▸ Objective
Copy every line from the records below that holds the word "this".

▸ Dataset excerpts
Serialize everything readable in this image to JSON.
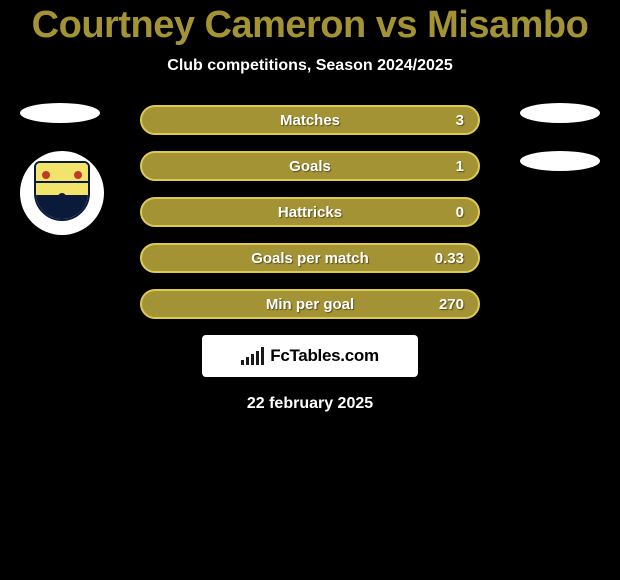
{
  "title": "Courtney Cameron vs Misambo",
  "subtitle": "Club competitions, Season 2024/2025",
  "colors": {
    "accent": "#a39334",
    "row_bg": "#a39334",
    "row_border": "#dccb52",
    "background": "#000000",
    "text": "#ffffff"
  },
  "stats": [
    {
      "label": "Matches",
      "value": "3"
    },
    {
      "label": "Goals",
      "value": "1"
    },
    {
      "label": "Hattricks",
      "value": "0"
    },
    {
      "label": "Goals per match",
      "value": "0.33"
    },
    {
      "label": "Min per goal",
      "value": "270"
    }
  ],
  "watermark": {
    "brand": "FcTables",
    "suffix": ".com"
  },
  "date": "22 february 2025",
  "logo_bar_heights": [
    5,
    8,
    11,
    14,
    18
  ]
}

---

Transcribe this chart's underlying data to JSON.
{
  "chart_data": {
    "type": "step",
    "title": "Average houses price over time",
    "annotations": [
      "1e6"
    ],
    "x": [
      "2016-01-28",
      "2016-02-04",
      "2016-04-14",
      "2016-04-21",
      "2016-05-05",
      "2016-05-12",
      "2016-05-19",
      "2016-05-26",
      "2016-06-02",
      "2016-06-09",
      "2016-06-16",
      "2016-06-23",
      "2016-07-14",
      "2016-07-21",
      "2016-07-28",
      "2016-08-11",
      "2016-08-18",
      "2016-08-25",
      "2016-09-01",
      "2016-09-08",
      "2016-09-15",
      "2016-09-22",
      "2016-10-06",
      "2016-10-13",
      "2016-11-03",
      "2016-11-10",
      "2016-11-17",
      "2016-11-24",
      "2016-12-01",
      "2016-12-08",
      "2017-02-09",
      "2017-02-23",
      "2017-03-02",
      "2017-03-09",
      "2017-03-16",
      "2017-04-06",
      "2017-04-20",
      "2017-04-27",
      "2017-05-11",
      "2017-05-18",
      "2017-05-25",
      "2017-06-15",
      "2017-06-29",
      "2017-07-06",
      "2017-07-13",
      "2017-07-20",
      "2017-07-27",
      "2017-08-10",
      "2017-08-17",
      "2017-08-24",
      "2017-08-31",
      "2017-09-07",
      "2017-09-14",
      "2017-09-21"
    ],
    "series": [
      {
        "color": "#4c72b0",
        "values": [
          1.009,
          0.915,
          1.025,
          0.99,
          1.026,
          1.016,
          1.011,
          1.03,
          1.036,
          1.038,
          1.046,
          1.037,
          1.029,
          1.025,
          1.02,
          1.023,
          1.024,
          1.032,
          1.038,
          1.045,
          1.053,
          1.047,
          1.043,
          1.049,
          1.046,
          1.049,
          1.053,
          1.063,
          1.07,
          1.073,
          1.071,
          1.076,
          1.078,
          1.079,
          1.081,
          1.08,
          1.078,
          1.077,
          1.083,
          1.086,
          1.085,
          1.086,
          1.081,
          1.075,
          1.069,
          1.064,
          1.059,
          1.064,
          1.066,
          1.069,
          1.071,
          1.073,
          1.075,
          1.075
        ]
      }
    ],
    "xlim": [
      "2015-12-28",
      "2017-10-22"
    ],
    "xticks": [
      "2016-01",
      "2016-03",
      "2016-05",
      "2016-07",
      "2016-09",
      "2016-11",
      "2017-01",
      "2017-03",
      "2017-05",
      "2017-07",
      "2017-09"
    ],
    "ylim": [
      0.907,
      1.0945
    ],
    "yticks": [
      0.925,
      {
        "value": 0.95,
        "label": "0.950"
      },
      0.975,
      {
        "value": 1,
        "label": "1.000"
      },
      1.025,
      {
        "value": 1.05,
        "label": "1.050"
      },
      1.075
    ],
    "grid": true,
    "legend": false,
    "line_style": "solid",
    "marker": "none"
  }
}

--

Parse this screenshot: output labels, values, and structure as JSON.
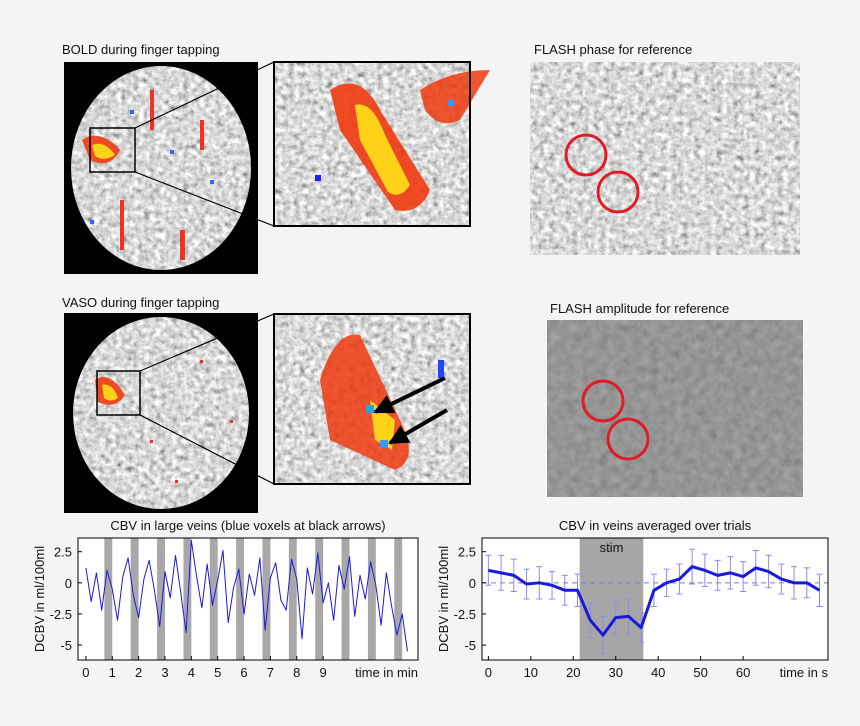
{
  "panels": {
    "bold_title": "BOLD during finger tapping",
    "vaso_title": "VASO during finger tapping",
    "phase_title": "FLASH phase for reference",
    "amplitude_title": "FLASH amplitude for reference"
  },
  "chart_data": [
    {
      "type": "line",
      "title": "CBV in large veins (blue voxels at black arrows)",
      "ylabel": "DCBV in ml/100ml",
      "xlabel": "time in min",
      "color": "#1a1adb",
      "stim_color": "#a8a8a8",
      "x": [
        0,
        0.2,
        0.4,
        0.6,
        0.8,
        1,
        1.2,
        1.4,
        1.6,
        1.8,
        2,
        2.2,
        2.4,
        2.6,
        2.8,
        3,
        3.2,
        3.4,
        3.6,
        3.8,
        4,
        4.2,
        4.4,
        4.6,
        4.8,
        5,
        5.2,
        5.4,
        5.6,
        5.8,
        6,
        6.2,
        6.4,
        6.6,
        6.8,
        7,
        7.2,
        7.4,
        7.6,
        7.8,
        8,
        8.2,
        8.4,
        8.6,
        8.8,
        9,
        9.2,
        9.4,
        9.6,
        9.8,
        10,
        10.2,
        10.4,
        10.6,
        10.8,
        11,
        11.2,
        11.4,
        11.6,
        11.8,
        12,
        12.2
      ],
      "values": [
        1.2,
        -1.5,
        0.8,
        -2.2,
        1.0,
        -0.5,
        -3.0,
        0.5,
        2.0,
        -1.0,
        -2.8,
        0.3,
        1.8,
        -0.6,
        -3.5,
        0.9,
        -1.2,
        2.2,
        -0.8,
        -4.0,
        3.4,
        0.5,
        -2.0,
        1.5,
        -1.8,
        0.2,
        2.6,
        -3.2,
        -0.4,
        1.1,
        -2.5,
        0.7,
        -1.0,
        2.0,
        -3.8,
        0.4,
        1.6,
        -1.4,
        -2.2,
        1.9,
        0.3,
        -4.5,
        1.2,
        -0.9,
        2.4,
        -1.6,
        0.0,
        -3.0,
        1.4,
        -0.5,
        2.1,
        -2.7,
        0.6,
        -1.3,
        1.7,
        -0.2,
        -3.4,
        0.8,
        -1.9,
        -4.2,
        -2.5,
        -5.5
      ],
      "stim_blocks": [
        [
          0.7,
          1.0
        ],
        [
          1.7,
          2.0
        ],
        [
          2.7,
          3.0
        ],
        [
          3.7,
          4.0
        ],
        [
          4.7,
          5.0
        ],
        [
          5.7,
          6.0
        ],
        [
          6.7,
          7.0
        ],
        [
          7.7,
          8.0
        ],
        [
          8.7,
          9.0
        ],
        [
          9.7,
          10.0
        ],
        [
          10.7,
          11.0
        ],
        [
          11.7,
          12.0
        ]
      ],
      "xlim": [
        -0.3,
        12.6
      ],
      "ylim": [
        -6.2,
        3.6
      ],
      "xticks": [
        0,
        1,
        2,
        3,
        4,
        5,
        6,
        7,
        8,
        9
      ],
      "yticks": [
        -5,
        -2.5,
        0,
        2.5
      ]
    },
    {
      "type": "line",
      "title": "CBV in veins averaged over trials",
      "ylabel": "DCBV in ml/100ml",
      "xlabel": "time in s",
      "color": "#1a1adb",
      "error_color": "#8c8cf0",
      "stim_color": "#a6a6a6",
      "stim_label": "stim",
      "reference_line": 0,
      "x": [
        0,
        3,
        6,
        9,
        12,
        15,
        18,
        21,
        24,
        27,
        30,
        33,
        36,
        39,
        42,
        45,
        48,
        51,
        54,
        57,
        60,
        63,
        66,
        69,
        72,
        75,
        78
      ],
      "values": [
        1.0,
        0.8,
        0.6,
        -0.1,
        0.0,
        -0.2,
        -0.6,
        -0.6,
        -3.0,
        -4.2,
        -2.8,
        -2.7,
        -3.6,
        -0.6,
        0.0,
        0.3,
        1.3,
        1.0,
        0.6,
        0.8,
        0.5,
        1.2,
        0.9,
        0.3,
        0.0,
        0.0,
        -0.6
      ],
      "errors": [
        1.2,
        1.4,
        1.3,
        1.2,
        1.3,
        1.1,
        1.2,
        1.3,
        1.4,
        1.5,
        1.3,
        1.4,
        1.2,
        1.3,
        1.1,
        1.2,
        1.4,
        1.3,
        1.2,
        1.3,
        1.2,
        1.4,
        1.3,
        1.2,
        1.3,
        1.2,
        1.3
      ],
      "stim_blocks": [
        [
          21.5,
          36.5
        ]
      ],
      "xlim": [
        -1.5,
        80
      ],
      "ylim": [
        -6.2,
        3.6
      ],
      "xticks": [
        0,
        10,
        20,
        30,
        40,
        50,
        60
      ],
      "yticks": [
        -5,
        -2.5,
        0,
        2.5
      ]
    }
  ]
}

▸ Full output
Serialize everything readable in this image to JSON.
Transcribe this chart's underlying data to JSON.
Parse this screenshot: output labels, values, and structure as JSON.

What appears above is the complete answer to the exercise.